## WHAT YOU NEED TO DO:
Omit all images. Write out the rest of the material exactly.

Figure data in JSON:
· · ·
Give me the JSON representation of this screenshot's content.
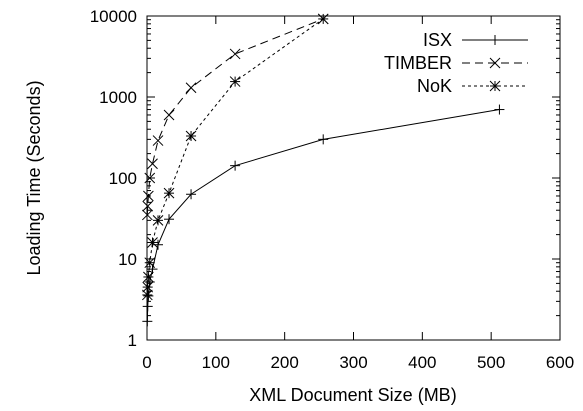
{
  "chart_data": {
    "type": "line",
    "xlabel": "XML Document Size (MB)",
    "ylabel": "Loading Time (Seconds)",
    "xlim": [
      0,
      600
    ],
    "ylim": [
      1,
      10000
    ],
    "yscale": "log",
    "grid": false,
    "legend_position": "top-right",
    "x_ticks": [
      "0",
      "100",
      "200",
      "300",
      "400",
      "500",
      "600"
    ],
    "y_ticks": [
      "1",
      "10",
      "100",
      "1000",
      "10000"
    ],
    "series": [
      {
        "name": "ISX",
        "dash": "solid",
        "marker": "plus",
        "points": [
          [
            0.5,
            1.7
          ],
          [
            1,
            2.6
          ],
          [
            2,
            3.5
          ],
          [
            4,
            5.2
          ],
          [
            8,
            7.5
          ],
          [
            16,
            15
          ],
          [
            32,
            31
          ],
          [
            64,
            63
          ],
          [
            128,
            142
          ],
          [
            256,
            300
          ],
          [
            512,
            700
          ]
        ]
      },
      {
        "name": "TIMBER",
        "dash": "long-dash",
        "marker": "cross",
        "points": [
          [
            0.5,
            35
          ],
          [
            1,
            45
          ],
          [
            2,
            60
          ],
          [
            4,
            100
          ],
          [
            8,
            150
          ],
          [
            16,
            290
          ],
          [
            32,
            600
          ],
          [
            64,
            1300
          ],
          [
            128,
            3400
          ],
          [
            256,
            9200
          ]
        ]
      },
      {
        "name": "NoK",
        "dash": "short-dash",
        "marker": "star",
        "points": [
          [
            0.5,
            3.6
          ],
          [
            1,
            4.5
          ],
          [
            2,
            6
          ],
          [
            4,
            9
          ],
          [
            8,
            16
          ],
          [
            16,
            30
          ],
          [
            32,
            65
          ],
          [
            64,
            330
          ],
          [
            128,
            1550
          ],
          [
            256,
            9200
          ]
        ]
      }
    ]
  }
}
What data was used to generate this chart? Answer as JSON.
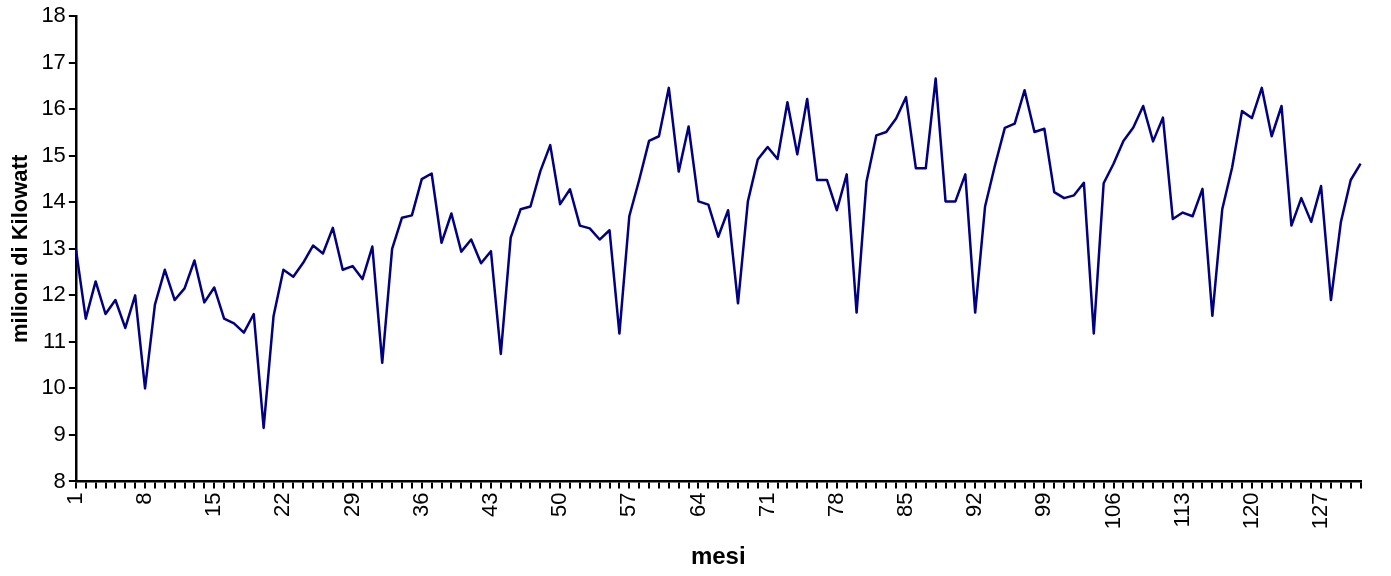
{
  "chart_data": {
    "type": "line",
    "xlabel": "mesi",
    "ylabel": "milioni di Kilowatt",
    "categories": [
      "1",
      null,
      null,
      null,
      null,
      null,
      null,
      "8",
      null,
      null,
      null,
      null,
      null,
      null,
      "15",
      null,
      null,
      null,
      null,
      null,
      null,
      "22",
      null,
      null,
      null,
      null,
      null,
      null,
      "29",
      null,
      null,
      null,
      null,
      null,
      null,
      "36",
      null,
      null,
      null,
      null,
      null,
      null,
      "43",
      null,
      null,
      null,
      null,
      null,
      null,
      "50",
      null,
      null,
      null,
      null,
      null,
      null,
      "57",
      null,
      null,
      null,
      null,
      null,
      null,
      "64",
      null,
      null,
      null,
      null,
      null,
      null,
      "71",
      null,
      null,
      null,
      null,
      null,
      null,
      "78",
      null,
      null,
      null,
      null,
      null,
      null,
      "85",
      null,
      null,
      null,
      null,
      null,
      null,
      "92",
      null,
      null,
      null,
      null,
      null,
      null,
      "99",
      null,
      null,
      null,
      null,
      null,
      null,
      "106",
      null,
      null,
      null,
      null,
      null,
      null,
      "113",
      null,
      null,
      null,
      null,
      null,
      null,
      "120",
      null,
      null,
      null,
      null,
      null,
      null,
      "127",
      null,
      null,
      null,
      null
    ],
    "series": [
      {
        "color": "#000080",
        "values": [
          13.0,
          11.5,
          12.3,
          11.6,
          11.9,
          11.3,
          12.0,
          10.0,
          11.8,
          12.55,
          11.9,
          12.15,
          12.75,
          11.85,
          12.17,
          11.5,
          11.4,
          11.2,
          11.6,
          9.15,
          11.55,
          12.55,
          12.4,
          12.7,
          13.07,
          12.9,
          13.45,
          12.55,
          12.63,
          12.35,
          13.05,
          10.55,
          13.0,
          13.67,
          13.72,
          14.5,
          14.62,
          13.13,
          13.76,
          12.94,
          13.2,
          12.69,
          12.95,
          10.74,
          13.24,
          13.85,
          13.91,
          14.67,
          15.23,
          13.96,
          14.28,
          13.5,
          13.44,
          13.2,
          13.4,
          11.18,
          13.7,
          14.48,
          15.32,
          15.42,
          16.46,
          14.66,
          15.63,
          14.02,
          13.95,
          13.26,
          13.83,
          11.83,
          14.02,
          14.92,
          15.19,
          14.93,
          16.15,
          15.03,
          16.22,
          14.48,
          14.48,
          13.83,
          14.6,
          11.63,
          14.44,
          15.44,
          15.51,
          15.8,
          16.26,
          14.73,
          14.73,
          16.66,
          14.02,
          14.02,
          14.6,
          11.63,
          13.91,
          14.79,
          15.6,
          15.69,
          16.41,
          15.51,
          15.58,
          14.22,
          14.09,
          14.15,
          14.42,
          11.18,
          14.41,
          14.83,
          15.32,
          15.61,
          16.07,
          15.31,
          15.82,
          13.64,
          13.78,
          13.7,
          14.29,
          11.56,
          13.85,
          14.75,
          15.96,
          15.81,
          16.46,
          15.42,
          16.07,
          13.5,
          14.09,
          13.58,
          14.35,
          11.9,
          13.57,
          14.48,
          14.83
        ]
      }
    ],
    "ylim": [
      8,
      18
    ],
    "yticks": [
      8,
      9,
      10,
      11,
      12,
      13,
      14,
      15,
      16,
      17,
      18
    ],
    "grid": false,
    "legend": false,
    "marker": "none",
    "line_style": "solid"
  }
}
· · ·
## OUTPUT OF THE TASK:
Give me the JSON representation of this screenshot's content.
{
  "chart_data": {
    "type": "line",
    "xlabel": "XML Document Size (MB)",
    "ylabel": "Loading Time (Seconds)",
    "xlim": [
      0,
      600
    ],
    "ylim": [
      1,
      10000
    ],
    "yscale": "log",
    "grid": false,
    "legend_position": "top-right",
    "x_ticks": [
      "0",
      "100",
      "200",
      "300",
      "400",
      "500",
      "600"
    ],
    "y_ticks": [
      "1",
      "10",
      "100",
      "1000",
      "10000"
    ],
    "series": [
      {
        "name": "ISX",
        "dash": "solid",
        "marker": "plus",
        "points": [
          [
            0.5,
            1.7
          ],
          [
            1,
            2.6
          ],
          [
            2,
            3.5
          ],
          [
            4,
            5.2
          ],
          [
            8,
            7.5
          ],
          [
            16,
            15
          ],
          [
            32,
            31
          ],
          [
            64,
            63
          ],
          [
            128,
            142
          ],
          [
            256,
            300
          ],
          [
            512,
            700
          ]
        ]
      },
      {
        "name": "TIMBER",
        "dash": "long-dash",
        "marker": "cross",
        "points": [
          [
            0.5,
            35
          ],
          [
            1,
            45
          ],
          [
            2,
            60
          ],
          [
            4,
            100
          ],
          [
            8,
            150
          ],
          [
            16,
            290
          ],
          [
            32,
            600
          ],
          [
            64,
            1300
          ],
          [
            128,
            3400
          ],
          [
            256,
            9200
          ]
        ]
      },
      {
        "name": "NoK",
        "dash": "short-dash",
        "marker": "star",
        "points": [
          [
            0.5,
            3.6
          ],
          [
            1,
            4.5
          ],
          [
            2,
            6
          ],
          [
            4,
            9
          ],
          [
            8,
            16
          ],
          [
            16,
            30
          ],
          [
            32,
            65
          ],
          [
            64,
            330
          ],
          [
            128,
            1550
          ],
          [
            256,
            9200
          ]
        ]
      }
    ]
  }
}
What data was used to generate this chart? Answer as JSON.
{
  "chart_data": {
    "type": "line",
    "xlabel": "mesi",
    "ylabel": "milioni di Kilowatt",
    "categories": [
      "1",
      null,
      null,
      null,
      null,
      null,
      null,
      "8",
      null,
      null,
      null,
      null,
      null,
      null,
      "15",
      null,
      null,
      null,
      null,
      null,
      null,
      "22",
      null,
      null,
      null,
      null,
      null,
      null,
      "29",
      null,
      null,
      null,
      null,
      null,
      null,
      "36",
      null,
      null,
      null,
      null,
      null,
      null,
      "43",
      null,
      null,
      null,
      null,
      null,
      null,
      "50",
      null,
      null,
      null,
      null,
      null,
      null,
      "57",
      null,
      null,
      null,
      null,
      null,
      null,
      "64",
      null,
      null,
      null,
      null,
      null,
      null,
      "71",
      null,
      null,
      null,
      null,
      null,
      null,
      "78",
      null,
      null,
      null,
      null,
      null,
      null,
      "85",
      null,
      null,
      null,
      null,
      null,
      null,
      "92",
      null,
      null,
      null,
      null,
      null,
      null,
      "99",
      null,
      null,
      null,
      null,
      null,
      null,
      "106",
      null,
      null,
      null,
      null,
      null,
      null,
      "113",
      null,
      null,
      null,
      null,
      null,
      null,
      "120",
      null,
      null,
      null,
      null,
      null,
      null,
      "127",
      null,
      null,
      null,
      null
    ],
    "series": [
      {
        "color": "#000080",
        "values": [
          13.0,
          11.5,
          12.3,
          11.6,
          11.9,
          11.3,
          12.0,
          10.0,
          11.8,
          12.55,
          11.9,
          12.15,
          12.75,
          11.85,
          12.17,
          11.5,
          11.4,
          11.2,
          11.6,
          9.15,
          11.55,
          12.55,
          12.4,
          12.7,
          13.07,
          12.9,
          13.45,
          12.55,
          12.63,
          12.35,
          13.05,
          10.55,
          13.0,
          13.67,
          13.72,
          14.5,
          14.62,
          13.13,
          13.76,
          12.94,
          13.2,
          12.69,
          12.95,
          10.74,
          13.24,
          13.85,
          13.91,
          14.67,
          15.23,
          13.96,
          14.28,
          13.5,
          13.44,
          13.2,
          13.4,
          11.18,
          13.7,
          14.48,
          15.32,
          15.42,
          16.46,
          14.66,
          15.63,
          14.02,
          13.95,
          13.26,
          13.83,
          11.83,
          14.02,
          14.92,
          15.19,
          14.93,
          16.15,
          15.03,
          16.22,
          14.48,
          14.48,
          13.83,
          14.6,
          11.63,
          14.44,
          15.44,
          15.51,
          15.8,
          16.26,
          14.73,
          14.73,
          16.66,
          14.02,
          14.02,
          14.6,
          11.63,
          13.91,
          14.79,
          15.6,
          15.69,
          16.41,
          15.51,
          15.58,
          14.22,
          14.09,
          14.15,
          14.42,
          11.18,
          14.41,
          14.83,
          15.32,
          15.61,
          16.07,
          15.31,
          15.82,
          13.64,
          13.78,
          13.7,
          14.29,
          11.56,
          13.85,
          14.75,
          15.96,
          15.81,
          16.46,
          15.42,
          16.07,
          13.5,
          14.09,
          13.58,
          14.35,
          11.9,
          13.57,
          14.48,
          14.83
        ]
      }
    ],
    "ylim": [
      8,
      18
    ],
    "yticks": [
      8,
      9,
      10,
      11,
      12,
      13,
      14,
      15,
      16,
      17,
      18
    ],
    "grid": false,
    "legend": false,
    "marker": "none",
    "line_style": "solid"
  }
}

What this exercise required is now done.